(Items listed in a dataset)
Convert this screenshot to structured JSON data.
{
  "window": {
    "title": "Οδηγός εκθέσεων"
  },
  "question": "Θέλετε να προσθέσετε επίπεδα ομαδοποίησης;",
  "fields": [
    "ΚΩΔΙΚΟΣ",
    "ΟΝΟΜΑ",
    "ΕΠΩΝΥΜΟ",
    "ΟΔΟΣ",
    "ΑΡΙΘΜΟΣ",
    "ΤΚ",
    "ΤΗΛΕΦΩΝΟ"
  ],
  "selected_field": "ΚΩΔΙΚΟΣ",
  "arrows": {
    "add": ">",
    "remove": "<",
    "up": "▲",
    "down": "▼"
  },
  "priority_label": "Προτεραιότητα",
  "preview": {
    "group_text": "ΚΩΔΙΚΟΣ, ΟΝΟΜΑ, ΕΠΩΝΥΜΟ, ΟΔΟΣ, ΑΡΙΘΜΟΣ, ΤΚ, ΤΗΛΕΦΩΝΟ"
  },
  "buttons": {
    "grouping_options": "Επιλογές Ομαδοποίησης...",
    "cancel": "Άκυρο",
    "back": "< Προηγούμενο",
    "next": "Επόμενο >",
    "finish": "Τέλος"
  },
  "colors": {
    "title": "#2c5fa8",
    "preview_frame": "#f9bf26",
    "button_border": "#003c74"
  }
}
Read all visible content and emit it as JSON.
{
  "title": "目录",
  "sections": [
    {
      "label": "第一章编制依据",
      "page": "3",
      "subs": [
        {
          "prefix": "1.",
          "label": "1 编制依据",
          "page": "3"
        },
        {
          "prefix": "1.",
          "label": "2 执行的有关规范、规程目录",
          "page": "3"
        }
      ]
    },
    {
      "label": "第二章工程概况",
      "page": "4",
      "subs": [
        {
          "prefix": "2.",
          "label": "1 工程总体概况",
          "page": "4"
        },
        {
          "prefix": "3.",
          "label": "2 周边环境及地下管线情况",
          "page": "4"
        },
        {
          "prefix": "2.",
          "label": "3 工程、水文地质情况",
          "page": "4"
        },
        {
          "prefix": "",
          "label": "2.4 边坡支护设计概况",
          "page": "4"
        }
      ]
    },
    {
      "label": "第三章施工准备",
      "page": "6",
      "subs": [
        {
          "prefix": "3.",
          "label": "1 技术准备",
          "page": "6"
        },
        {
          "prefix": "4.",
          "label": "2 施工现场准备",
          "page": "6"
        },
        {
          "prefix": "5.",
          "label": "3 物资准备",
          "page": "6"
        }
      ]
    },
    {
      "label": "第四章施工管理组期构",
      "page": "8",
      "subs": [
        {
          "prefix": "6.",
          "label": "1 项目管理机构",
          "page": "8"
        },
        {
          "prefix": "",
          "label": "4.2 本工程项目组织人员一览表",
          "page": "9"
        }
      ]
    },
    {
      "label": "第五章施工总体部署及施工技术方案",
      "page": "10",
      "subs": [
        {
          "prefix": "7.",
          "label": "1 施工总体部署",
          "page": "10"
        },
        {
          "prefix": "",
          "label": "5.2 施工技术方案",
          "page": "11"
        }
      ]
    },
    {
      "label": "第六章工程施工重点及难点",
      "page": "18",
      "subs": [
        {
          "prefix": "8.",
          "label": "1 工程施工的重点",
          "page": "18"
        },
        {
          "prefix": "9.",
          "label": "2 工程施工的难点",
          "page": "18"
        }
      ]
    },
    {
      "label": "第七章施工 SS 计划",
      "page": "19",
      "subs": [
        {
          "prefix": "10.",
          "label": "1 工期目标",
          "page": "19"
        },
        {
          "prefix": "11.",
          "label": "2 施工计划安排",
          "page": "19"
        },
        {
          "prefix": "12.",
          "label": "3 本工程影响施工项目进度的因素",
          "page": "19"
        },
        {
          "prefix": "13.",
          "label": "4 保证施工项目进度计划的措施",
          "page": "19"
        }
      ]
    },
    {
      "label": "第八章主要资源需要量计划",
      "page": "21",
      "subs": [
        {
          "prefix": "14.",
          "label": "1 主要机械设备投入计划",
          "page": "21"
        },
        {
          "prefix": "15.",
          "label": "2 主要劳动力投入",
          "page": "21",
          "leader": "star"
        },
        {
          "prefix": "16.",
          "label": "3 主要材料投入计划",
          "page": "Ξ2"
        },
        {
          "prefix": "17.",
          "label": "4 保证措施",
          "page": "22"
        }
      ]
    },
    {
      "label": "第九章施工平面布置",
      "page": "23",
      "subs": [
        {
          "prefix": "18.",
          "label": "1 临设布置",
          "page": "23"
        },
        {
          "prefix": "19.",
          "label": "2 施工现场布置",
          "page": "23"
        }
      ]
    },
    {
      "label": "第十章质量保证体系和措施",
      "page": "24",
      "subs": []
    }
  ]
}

WHAT YOU NEED TO DO -
Only the number is wanted: how many lines in the entries above contain the string "ΕΠΩΝΥΜΟ"?

SOLUTION TO THE PROBLEM -
2